> **REQUEST**: Exactly as given, repeat all of the entries.

> **INPUT RECORDS**:
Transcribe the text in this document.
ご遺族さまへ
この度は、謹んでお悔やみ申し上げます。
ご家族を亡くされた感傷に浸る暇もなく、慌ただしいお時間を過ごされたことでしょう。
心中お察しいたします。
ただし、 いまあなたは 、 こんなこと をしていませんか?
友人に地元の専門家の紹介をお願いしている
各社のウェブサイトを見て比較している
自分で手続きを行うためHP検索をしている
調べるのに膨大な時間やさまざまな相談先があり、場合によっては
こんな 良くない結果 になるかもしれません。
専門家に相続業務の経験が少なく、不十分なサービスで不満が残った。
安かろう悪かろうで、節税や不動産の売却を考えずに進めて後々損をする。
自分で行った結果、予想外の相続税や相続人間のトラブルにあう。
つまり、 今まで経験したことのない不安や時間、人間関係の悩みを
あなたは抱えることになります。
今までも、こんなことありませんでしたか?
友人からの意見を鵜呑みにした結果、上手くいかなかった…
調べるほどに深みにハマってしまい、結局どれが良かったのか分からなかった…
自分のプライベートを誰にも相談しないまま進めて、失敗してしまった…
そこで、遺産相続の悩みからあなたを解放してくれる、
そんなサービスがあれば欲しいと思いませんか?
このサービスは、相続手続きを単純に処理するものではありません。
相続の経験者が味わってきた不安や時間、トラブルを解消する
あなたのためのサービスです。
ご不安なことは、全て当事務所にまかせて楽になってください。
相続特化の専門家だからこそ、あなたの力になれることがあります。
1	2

> **FULL ANSWER**:
Transcribe the text in this document.
ご遺族さまへ
この度は、謹んでお悔やみ申し上げます。
ご家族を亡くされた感傷に浸る暇もなく、慌ただしいお時間を過ごされたことでしょう。
心中お察しいたします。
ただし、 いまあなたは 、 こんなこと をしていませんか?
友人に地元の専門家の紹介をお願いしている
各社のウェブサイトを見て比較している
自分で手続きを行うためHP検索をしている
調べるのに膨大な時間やさまざまな相談先があり、場合によっては
こんな 良くない結果 になるかもしれません。
専門家に相続業務の経験が少なく、不十分なサービスで不満が残った。
安かろう悪かろうで、節税や不動産の売却を考えずに進めて後々損をする。
自分で行った結果、予想外の相続税や相続人間のトラブルにあう。
つまり、 今まで経験したことのない不安や時間、人間関係の悩みを
あなたは抱えることになります。
今までも、こんなことありませんでしたか?
友人からの意見を鵜呑みにした結果、上手くいかなかった…
調べるほどに深みにハマってしまい、結局どれが良かったのか分からなかった…
自分のプライベートを誰にも相談しないまま進めて、失敗してしまった…
そこで、遺産相続の悩みからあなたを解放してくれる、
そんなサービスがあれば欲しいと思いませんか?
このサービスは、相続手続きを単純に処理するものではありません。
相続の経験者が味わってきた不安や時間、トラブルを解消する
あなたのためのサービスです。
ご不安なことは、全て当事務所にまかせて楽になってください。
相続特化の専門家だからこそ、あなたの力になれることがあります。
1	2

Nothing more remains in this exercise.